**Aim of the task:** Give back all the data exactly, line by line.

Records contained in a dataset:
==*==
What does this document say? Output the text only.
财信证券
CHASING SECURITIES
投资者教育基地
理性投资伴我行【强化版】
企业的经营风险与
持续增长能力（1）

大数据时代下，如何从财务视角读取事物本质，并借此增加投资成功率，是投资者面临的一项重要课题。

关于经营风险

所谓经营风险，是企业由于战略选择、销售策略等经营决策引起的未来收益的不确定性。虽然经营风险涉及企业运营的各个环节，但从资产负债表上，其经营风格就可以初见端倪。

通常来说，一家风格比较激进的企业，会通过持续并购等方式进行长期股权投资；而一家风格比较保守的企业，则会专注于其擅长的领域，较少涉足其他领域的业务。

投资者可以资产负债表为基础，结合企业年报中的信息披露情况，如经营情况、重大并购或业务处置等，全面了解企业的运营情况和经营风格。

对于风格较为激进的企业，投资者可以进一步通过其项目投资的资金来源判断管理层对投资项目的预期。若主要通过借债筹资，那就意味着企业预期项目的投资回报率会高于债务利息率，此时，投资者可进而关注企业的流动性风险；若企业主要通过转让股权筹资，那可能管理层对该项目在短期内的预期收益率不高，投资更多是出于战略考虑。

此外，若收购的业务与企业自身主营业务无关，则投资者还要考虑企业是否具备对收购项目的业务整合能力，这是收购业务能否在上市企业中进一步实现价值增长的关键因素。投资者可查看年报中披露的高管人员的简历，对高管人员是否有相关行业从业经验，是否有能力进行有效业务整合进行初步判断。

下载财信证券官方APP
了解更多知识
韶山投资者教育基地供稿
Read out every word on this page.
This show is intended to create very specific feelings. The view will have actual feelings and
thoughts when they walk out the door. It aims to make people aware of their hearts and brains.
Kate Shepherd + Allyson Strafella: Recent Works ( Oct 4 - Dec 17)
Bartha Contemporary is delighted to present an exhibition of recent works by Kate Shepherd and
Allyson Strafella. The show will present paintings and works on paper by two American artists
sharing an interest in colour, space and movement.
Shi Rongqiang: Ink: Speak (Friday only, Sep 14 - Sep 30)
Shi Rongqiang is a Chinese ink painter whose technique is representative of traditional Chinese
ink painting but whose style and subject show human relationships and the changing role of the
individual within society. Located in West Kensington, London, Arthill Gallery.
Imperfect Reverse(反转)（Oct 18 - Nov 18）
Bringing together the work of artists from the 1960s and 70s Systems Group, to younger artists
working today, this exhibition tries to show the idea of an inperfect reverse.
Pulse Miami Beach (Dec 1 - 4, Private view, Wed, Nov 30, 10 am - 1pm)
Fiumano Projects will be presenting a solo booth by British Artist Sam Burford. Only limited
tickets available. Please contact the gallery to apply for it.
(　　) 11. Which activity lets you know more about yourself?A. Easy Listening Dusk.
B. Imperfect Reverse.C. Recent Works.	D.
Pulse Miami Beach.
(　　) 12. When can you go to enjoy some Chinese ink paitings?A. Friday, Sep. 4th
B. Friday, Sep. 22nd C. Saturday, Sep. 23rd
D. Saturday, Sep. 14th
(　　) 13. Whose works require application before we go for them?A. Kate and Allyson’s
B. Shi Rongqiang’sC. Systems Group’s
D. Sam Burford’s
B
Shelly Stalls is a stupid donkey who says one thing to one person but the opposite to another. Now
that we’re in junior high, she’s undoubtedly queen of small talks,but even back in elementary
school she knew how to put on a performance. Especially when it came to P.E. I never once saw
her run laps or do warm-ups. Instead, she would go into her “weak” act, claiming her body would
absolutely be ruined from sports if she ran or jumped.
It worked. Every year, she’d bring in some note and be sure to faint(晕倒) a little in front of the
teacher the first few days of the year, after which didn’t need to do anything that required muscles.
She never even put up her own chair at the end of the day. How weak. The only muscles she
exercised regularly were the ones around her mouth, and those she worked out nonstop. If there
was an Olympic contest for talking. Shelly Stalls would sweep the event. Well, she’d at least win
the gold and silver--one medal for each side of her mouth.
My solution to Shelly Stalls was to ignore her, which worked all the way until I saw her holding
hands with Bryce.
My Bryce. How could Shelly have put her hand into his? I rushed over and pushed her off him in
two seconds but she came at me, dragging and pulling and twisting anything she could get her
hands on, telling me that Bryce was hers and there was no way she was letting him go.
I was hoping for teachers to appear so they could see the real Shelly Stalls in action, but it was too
==*==
**Worked solution:**
What does this document say? Output the text only.
财信证券
CHASING SECURITIES
投资者教育基地
理性投资伴我行【强化版】
企业的经营风险与
持续增长能力（1）

大数据时代下，如何从财务视角读取事物本质，并借此增加投资成功率，是投资者面临的一项重要课题。

关于经营风险

所谓经营风险，是企业由于战略选择、销售策略等经营决策引起的未来收益的不确定性。虽然经营风险涉及企业运营的各个环节，但从资产负债表上，其经营风格就可以初见端倪。

通常来说，一家风格比较激进的企业，会通过持续并购等方式进行长期股权投资；而一家风格比较保守的企业，则会专注于其擅长的领域，较少涉足其他领域的业务。

投资者可以资产负债表为基础，结合企业年报中的信息披露情况，如经营情况、重大并购或业务处置等，全面了解企业的运营情况和经营风格。

对于风格较为激进的企业，投资者可以进一步通过其项目投资的资金来源判断管理层对投资项目的预期。若主要通过借债筹资，那就意味着企业预期项目的投资回报率会高于债务利息率，此时，投资者可进而关注企业的流动性风险；若企业主要通过转让股权筹资，那可能管理层对该项目在短期内的预期收益率不高，投资更多是出于战略考虑。

此外，若收购的业务与企业自身主营业务无关，则投资者还要考虑企业是否具备对收购项目的业务整合能力，这是收购业务能否在上市企业中进一步实现价值增长的关键因素。投资者可查看年报中披露的高管人员的简历，对高管人员是否有相关行业从业经验，是否有能力进行有效业务整合进行初步判断。

下载财信证券官方APP
了解更多知识
韶山投资者教育基地供稿
Read out every word on this page.
This show is intended to create very specific feelings. The view will have actual feelings and
thoughts when they walk out the door. It aims to make people aware of their hearts and brains.
Kate Shepherd + Allyson Strafella: Recent Works ( Oct 4 - Dec 17)
Bartha Contemporary is delighted to present an exhibition of recent works by Kate Shepherd and
Allyson Strafella. The show will present paintings and works on paper by two American artists
sharing an interest in colour, space and movement.
Shi Rongqiang: Ink: Speak (Friday only, Sep 14 - Sep 30)
Shi Rongqiang is a Chinese ink painter whose technique is representative of traditional Chinese
ink painting but whose style and subject show human relationships and the changing role of the
individual within society. Located in West Kensington, London, Arthill Gallery.
Imperfect Reverse(反转)（Oct 18 - Nov 18）
Bringing together the work of artists from the 1960s and 70s Systems Group, to younger artists
working today, this exhibition tries to show the idea of an inperfect reverse.
Pulse Miami Beach (Dec 1 - 4, Private view, Wed, Nov 30, 10 am - 1pm)
Fiumano Projects will be presenting a solo booth by British Artist Sam Burford. Only limited
tickets available. Please contact the gallery to apply for it.
(　　) 11. Which activity lets you know more about yourself?A. Easy Listening Dusk.
B. Imperfect Reverse.C. Recent Works.	D.
Pulse Miami Beach.
(　　) 12. When can you go to enjoy some Chinese ink paitings?A. Friday, Sep. 4th
B. Friday, Sep. 22nd C. Saturday, Sep. 23rd
D. Saturday, Sep. 14th
(　　) 13. Whose works require application before we go for them?A. Kate and Allyson’s
B. Shi Rongqiang’sC. Systems Group’s
D. Sam Burford’s
B
Shelly Stalls is a stupid donkey who says one thing to one person but the opposite to another. Now
that we’re in junior high, she’s undoubtedly queen of small talks,but even back in elementary
school she knew how to put on a performance. Especially when it came to P.E. I never once saw
her run laps or do warm-ups. Instead, she would go into her “weak” act, claiming her body would
absolutely be ruined from sports if she ran or jumped.
It worked. Every year, she’d bring in some note and be sure to faint(晕倒) a little in front of the
teacher the first few days of the year, after which didn’t need to do anything that required muscles.
She never even put up her own chair at the end of the day. How weak. The only muscles she
exercised regularly were the ones around her mouth, and those she worked out nonstop. If there
was an Olympic contest for talking. Shelly Stalls would sweep the event. Well, she’d at least win
the gold and silver--one medal for each side of her mouth.
My solution to Shelly Stalls was to ignore her, which worked all the way until I saw her holding
hands with Bryce.
My Bryce. How could Shelly have put her hand into his? I rushed over and pushed her off him in
two seconds but she came at me, dragging and pulling and twisting anything she could get her
hands on, telling me that Bryce was hers and there was no way she was letting him go.
I was hoping for teachers to appear so they could see the real Shelly Stalls in action, but it was too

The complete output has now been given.